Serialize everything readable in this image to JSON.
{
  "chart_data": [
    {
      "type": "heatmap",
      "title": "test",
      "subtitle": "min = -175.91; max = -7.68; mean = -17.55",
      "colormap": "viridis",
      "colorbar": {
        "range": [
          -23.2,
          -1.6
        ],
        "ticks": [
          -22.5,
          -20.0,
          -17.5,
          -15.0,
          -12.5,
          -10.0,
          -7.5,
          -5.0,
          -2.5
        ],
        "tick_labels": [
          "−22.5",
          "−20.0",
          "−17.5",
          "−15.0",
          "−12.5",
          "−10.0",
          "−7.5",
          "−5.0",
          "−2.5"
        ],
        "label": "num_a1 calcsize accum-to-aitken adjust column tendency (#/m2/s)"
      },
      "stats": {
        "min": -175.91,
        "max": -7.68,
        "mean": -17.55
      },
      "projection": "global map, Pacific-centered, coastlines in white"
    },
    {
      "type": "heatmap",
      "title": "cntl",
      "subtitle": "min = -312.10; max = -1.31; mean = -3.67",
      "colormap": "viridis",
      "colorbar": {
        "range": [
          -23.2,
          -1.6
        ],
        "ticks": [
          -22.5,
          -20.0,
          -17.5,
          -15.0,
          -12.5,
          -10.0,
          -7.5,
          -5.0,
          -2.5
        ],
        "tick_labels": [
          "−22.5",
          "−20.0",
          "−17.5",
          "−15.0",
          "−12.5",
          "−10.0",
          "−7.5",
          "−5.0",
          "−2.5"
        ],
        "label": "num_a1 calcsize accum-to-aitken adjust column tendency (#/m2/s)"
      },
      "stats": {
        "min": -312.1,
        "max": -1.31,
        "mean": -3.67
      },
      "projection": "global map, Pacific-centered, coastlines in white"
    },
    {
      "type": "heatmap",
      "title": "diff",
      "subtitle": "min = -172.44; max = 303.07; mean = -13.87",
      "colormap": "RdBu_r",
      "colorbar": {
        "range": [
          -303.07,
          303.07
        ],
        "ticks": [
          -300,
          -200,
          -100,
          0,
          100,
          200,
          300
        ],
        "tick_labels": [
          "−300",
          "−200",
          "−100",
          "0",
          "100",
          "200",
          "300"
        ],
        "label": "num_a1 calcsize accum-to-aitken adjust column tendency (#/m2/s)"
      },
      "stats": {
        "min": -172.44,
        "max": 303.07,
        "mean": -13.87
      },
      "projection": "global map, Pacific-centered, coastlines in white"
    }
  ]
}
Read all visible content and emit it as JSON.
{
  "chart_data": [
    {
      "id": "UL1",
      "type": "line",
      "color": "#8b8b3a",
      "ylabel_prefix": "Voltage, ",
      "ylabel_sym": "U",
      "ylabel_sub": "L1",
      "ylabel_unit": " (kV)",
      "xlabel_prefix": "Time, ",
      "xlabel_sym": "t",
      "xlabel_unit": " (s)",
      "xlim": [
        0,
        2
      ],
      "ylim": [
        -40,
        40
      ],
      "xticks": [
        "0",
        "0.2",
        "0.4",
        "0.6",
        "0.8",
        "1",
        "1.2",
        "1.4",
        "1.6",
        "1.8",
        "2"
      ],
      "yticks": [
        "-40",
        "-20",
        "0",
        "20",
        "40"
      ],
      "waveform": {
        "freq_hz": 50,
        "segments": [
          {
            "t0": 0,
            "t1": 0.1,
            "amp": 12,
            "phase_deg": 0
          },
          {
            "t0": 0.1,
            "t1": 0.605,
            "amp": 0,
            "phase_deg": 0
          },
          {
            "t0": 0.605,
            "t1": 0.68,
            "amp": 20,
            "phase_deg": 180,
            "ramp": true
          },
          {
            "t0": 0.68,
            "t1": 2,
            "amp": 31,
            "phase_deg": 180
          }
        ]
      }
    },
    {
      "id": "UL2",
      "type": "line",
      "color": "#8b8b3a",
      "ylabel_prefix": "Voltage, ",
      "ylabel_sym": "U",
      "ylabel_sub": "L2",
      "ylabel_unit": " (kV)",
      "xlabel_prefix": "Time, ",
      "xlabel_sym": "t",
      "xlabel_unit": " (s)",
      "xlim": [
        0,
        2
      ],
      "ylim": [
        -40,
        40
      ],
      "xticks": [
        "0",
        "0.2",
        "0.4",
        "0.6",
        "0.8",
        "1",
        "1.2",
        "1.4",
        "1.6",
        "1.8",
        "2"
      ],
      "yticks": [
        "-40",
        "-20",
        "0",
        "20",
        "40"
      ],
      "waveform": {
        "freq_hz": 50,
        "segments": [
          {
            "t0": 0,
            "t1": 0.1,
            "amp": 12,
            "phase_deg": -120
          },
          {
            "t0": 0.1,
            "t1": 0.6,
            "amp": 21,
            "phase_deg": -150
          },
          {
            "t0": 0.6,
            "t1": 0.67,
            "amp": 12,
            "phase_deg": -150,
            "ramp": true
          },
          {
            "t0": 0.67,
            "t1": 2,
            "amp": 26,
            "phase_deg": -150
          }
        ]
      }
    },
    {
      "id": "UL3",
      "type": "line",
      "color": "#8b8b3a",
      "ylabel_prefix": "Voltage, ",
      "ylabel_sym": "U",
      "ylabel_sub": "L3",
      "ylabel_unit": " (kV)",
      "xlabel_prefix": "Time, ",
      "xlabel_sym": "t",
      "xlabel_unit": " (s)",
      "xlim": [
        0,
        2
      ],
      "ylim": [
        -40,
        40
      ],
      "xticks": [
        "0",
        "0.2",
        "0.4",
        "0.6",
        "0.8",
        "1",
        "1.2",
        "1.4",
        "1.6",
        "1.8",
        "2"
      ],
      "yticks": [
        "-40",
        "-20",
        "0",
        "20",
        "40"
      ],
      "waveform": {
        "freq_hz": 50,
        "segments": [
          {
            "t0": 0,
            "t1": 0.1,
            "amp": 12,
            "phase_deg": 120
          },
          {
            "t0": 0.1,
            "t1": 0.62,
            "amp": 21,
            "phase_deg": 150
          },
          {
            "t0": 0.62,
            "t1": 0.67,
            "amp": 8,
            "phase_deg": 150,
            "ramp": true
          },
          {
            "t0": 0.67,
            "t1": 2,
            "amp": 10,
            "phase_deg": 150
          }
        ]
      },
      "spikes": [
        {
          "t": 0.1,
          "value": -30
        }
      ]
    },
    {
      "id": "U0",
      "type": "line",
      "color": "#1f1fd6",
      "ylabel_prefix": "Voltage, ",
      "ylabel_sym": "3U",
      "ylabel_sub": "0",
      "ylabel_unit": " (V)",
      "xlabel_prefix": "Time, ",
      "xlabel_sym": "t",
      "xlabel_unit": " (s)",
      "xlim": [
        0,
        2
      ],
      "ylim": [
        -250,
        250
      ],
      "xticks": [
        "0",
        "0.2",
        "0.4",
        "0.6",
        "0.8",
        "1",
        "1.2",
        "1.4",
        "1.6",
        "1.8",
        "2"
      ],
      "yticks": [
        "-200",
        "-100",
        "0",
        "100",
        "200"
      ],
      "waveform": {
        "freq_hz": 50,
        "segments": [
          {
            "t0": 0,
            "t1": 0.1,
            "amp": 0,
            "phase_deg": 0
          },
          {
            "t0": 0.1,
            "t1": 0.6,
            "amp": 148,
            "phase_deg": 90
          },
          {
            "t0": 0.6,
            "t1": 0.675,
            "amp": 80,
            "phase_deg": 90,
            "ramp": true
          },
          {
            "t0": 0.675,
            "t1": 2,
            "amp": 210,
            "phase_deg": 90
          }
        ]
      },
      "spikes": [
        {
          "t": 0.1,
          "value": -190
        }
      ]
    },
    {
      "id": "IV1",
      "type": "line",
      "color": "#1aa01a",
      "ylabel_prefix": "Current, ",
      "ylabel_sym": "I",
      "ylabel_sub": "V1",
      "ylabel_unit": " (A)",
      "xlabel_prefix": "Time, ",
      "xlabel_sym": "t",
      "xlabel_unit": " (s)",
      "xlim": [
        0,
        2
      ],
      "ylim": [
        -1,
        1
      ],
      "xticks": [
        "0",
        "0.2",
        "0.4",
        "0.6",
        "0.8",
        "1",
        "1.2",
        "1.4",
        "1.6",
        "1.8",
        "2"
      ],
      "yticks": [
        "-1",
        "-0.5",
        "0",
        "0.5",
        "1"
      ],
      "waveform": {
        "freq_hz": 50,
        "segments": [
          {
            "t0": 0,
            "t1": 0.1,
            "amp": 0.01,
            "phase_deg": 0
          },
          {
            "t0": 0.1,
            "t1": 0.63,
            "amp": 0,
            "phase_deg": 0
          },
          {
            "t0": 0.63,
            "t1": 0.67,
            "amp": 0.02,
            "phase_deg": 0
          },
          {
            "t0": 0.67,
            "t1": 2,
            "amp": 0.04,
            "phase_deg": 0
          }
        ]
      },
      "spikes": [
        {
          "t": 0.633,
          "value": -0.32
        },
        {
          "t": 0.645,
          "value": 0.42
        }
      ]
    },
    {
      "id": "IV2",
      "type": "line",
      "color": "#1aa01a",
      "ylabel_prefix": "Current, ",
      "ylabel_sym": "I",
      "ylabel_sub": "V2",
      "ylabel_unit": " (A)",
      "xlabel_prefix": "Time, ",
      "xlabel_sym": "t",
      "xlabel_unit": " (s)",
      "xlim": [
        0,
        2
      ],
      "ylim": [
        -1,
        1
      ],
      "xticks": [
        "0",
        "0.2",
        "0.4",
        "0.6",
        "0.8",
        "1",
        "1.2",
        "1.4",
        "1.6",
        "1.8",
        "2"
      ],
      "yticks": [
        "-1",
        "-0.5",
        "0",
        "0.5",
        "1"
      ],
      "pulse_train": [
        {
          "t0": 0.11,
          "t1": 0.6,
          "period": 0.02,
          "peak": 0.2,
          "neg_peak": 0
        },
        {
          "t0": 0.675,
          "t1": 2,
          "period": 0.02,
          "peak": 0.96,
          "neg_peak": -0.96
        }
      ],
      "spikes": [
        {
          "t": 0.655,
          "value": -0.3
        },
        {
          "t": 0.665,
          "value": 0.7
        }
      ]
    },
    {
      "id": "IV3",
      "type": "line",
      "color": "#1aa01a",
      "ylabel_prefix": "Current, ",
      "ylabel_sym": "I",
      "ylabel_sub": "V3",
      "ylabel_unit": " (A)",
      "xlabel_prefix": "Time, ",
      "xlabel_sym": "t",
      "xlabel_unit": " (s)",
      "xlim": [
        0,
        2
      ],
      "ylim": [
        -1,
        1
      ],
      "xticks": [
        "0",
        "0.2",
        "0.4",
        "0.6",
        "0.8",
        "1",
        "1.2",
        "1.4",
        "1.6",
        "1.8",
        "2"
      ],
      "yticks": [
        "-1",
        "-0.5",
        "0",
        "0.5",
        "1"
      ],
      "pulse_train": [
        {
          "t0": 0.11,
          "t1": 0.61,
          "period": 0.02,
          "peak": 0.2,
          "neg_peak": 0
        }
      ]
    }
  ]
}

→ **EXERCISE DIRECTIONS**: Check each line of the records for the word "subtitle" and extract those that contain it.

→ **FULL OUTPUT**:
      "subtitle": "min = -175.91; max = -7.68; mean = -17.55",
      "subtitle": "min = -312.10; max = -1.31; mean = -3.67",
      "subtitle": "min = -172.44; max = 303.07; mean = -13.87",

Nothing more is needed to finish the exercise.